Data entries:
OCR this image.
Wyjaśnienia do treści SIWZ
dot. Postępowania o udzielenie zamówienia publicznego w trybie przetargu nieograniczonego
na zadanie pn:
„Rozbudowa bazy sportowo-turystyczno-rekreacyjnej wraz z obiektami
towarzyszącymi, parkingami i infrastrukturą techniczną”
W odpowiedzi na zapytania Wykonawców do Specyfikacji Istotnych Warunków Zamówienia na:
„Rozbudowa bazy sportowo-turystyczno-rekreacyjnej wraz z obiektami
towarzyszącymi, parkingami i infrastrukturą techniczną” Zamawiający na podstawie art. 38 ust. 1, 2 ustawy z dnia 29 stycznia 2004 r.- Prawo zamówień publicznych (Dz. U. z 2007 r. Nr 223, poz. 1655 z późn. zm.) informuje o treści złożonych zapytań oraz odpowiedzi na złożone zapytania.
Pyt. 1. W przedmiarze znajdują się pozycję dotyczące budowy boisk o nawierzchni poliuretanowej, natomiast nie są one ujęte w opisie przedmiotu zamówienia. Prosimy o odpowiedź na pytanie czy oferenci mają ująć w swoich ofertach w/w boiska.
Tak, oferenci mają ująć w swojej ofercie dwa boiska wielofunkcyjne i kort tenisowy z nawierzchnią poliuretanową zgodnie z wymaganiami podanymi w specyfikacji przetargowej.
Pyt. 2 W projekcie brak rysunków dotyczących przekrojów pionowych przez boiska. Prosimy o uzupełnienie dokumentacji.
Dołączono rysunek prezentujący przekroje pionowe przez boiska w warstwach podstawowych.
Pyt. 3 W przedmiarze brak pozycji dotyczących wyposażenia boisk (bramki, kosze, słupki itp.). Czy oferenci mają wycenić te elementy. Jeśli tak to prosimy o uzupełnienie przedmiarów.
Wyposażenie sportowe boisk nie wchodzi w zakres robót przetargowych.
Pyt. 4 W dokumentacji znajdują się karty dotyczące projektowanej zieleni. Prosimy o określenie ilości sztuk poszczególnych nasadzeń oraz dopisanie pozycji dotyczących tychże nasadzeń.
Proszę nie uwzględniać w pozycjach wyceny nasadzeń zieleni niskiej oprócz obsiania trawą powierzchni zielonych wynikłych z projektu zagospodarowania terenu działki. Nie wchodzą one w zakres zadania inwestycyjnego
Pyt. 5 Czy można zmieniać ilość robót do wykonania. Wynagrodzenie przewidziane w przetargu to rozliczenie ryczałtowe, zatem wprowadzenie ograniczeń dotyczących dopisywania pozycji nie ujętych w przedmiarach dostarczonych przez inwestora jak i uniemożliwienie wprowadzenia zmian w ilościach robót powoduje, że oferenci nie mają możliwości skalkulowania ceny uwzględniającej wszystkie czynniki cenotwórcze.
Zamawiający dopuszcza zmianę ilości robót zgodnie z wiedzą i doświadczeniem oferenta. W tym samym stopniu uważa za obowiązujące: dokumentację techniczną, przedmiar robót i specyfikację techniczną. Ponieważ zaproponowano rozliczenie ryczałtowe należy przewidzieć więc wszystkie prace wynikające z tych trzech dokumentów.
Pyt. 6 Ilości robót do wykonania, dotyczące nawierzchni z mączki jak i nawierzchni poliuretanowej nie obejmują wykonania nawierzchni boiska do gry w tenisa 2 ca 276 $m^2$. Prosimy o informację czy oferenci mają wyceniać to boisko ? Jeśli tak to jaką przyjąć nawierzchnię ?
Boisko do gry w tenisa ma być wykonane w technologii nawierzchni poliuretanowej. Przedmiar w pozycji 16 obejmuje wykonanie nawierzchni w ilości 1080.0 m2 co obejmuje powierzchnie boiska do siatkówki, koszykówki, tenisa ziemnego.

---

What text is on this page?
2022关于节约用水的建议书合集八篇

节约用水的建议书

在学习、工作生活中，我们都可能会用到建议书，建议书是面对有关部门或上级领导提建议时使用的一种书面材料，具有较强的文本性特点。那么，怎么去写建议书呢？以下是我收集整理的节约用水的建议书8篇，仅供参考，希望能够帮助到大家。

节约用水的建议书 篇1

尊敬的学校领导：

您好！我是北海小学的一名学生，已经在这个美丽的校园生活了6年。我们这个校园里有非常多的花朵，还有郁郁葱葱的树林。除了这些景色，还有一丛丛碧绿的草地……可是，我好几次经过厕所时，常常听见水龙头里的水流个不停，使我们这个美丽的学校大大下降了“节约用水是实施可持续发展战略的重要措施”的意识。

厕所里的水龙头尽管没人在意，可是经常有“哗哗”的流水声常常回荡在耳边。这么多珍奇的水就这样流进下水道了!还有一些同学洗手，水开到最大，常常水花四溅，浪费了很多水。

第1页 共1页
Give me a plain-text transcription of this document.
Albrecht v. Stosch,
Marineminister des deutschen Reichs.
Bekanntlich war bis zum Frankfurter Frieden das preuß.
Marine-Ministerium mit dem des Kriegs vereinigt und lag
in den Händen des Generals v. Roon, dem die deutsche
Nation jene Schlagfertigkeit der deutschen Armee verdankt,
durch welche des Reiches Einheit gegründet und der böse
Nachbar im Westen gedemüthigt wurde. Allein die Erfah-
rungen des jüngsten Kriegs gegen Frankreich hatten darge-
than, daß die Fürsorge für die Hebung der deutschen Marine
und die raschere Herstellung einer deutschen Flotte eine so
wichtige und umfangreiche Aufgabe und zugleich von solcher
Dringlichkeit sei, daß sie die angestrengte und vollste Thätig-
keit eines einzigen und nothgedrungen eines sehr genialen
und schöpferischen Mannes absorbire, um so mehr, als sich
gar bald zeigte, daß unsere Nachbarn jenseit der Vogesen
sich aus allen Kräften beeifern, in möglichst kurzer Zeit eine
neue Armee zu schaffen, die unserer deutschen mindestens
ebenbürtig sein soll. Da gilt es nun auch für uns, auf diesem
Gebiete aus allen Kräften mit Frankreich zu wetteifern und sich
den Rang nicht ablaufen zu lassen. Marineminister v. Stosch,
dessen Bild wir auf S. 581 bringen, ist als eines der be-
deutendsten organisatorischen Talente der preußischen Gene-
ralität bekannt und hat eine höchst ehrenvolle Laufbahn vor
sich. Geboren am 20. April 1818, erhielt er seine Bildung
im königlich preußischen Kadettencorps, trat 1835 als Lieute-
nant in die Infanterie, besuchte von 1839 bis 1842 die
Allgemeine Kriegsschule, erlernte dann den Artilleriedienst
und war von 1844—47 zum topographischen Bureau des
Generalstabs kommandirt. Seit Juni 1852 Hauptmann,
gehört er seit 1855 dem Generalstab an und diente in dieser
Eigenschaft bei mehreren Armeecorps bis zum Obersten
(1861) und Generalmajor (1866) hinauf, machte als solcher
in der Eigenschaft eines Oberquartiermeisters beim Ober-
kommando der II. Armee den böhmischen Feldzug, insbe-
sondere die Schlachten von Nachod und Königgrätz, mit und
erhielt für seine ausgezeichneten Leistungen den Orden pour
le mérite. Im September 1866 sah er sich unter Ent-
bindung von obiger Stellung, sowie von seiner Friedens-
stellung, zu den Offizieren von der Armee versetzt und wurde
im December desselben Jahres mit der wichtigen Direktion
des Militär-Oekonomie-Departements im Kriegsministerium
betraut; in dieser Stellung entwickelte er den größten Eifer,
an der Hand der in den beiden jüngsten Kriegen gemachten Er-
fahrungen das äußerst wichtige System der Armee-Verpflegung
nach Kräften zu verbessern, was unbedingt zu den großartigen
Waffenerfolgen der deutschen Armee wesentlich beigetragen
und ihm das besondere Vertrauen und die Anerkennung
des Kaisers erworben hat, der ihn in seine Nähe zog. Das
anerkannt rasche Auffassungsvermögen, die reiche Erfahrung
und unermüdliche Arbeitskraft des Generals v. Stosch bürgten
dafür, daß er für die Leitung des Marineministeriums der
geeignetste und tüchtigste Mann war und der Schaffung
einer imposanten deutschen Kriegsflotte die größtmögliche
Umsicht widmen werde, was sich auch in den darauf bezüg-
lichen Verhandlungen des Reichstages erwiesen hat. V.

→ Task details: The word "dotyczące" appears in how many lines of the records? Give the number only.

→ Exercise response: 3